§ **THE EXERCISE**:
Restate the listing that follows word for word, without its pictures.

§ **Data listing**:
::::::::

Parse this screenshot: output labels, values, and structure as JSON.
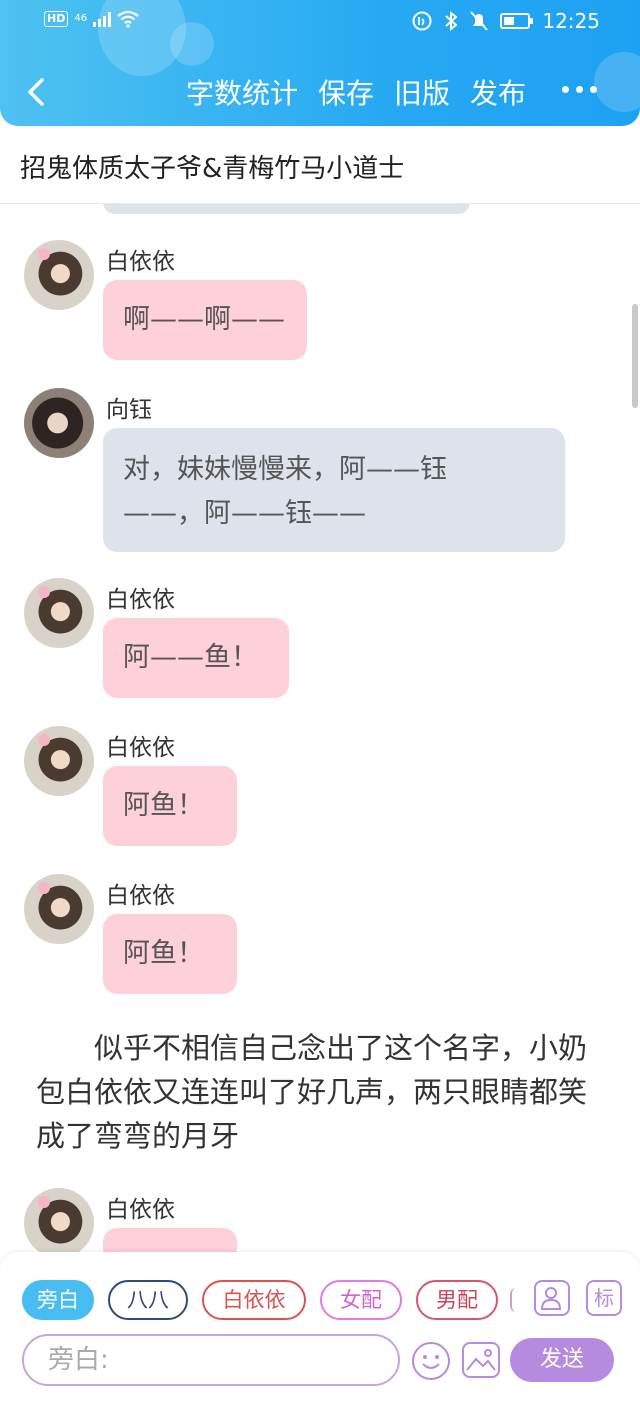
{
  "status_bar": {
    "hd": "HD",
    "network": "46",
    "time": "12:25"
  },
  "nav": {
    "actions": [
      "字数统计",
      "保存",
      "旧版",
      "发布"
    ]
  },
  "story_title": "招鬼体质太子爷&青梅竹马小道士",
  "messages": [
    {
      "name": "白依依",
      "text": "啊——啊——",
      "style": "pink"
    },
    {
      "name": "向钰",
      "lines": [
        "对，妹妹慢慢来，阿——钰",
        "——，阿——钰——"
      ],
      "style": "grey"
    },
    {
      "name": "白依依",
      "text": "阿——鱼！",
      "style": "pink"
    },
    {
      "name": "白依依",
      "text": "阿鱼！",
      "style": "pink"
    },
    {
      "name": "白依依",
      "text": "阿鱼！",
      "style": "pink"
    }
  ],
  "narration": "似乎不相信自己念出了这个名字，小奶包白依依又连连叫了好几声，两只眼睛都笑成了弯弯的月牙",
  "last_message_name": "白依依",
  "roles": [
    "旁白",
    "八八",
    "白依依",
    "女配",
    "男配"
  ],
  "tools": {
    "tag_label": "标"
  },
  "input": {
    "placeholder": "旁白:"
  },
  "send_label": "发送",
  "colors": {
    "accent_blue": "#27a9f2",
    "accent_purple": "#b58be0",
    "bubble_pink": "#fdd0da",
    "bubble_grey": "#dde2eb"
  }
}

::::::::

§ **ANSWER IN FULL**:
Parse this screenshot: output labels, values, and structure as JSON.
{
  "status_bar": {
    "hd": "HD",
    "network": "46",
    "time": "12:25"
  },
  "nav": {
    "actions": [
      "字数统计",
      "保存",
      "旧版",
      "发布"
    ]
  },
  "story_title": "招鬼体质太子爷&青梅竹马小道士",
  "messages": [
    {
      "name": "白依依",
      "text": "啊——啊——",
      "style": "pink"
    },
    {
      "name": "向钰",
      "lines": [
        "对，妹妹慢慢来，阿——钰",
        "——，阿——钰——"
      ],
      "style": "grey"
    },
    {
      "name": "白依依",
      "text": "阿——鱼！",
      "style": "pink"
    },
    {
      "name": "白依依",
      "text": "阿鱼！",
      "style": "pink"
    },
    {
      "name": "白依依",
      "text": "阿鱼！",
      "style": "pink"
    }
  ],
  "narration": "似乎不相信自己念出了这个名字，小奶包白依依又连连叫了好几声，两只眼睛都笑成了弯弯的月牙",
  "last_message_name": "白依依",
  "roles": [
    "旁白",
    "八八",
    "白依依",
    "女配",
    "男配"
  ],
  "tools": {
    "tag_label": "标"
  },
  "input": {
    "placeholder": "旁白:"
  },
  "send_label": "发送",
  "colors": {
    "accent_blue": "#27a9f2",
    "accent_purple": "#b58be0",
    "bubble_pink": "#fdd0da",
    "bubble_grey": "#dde2eb"
  }
}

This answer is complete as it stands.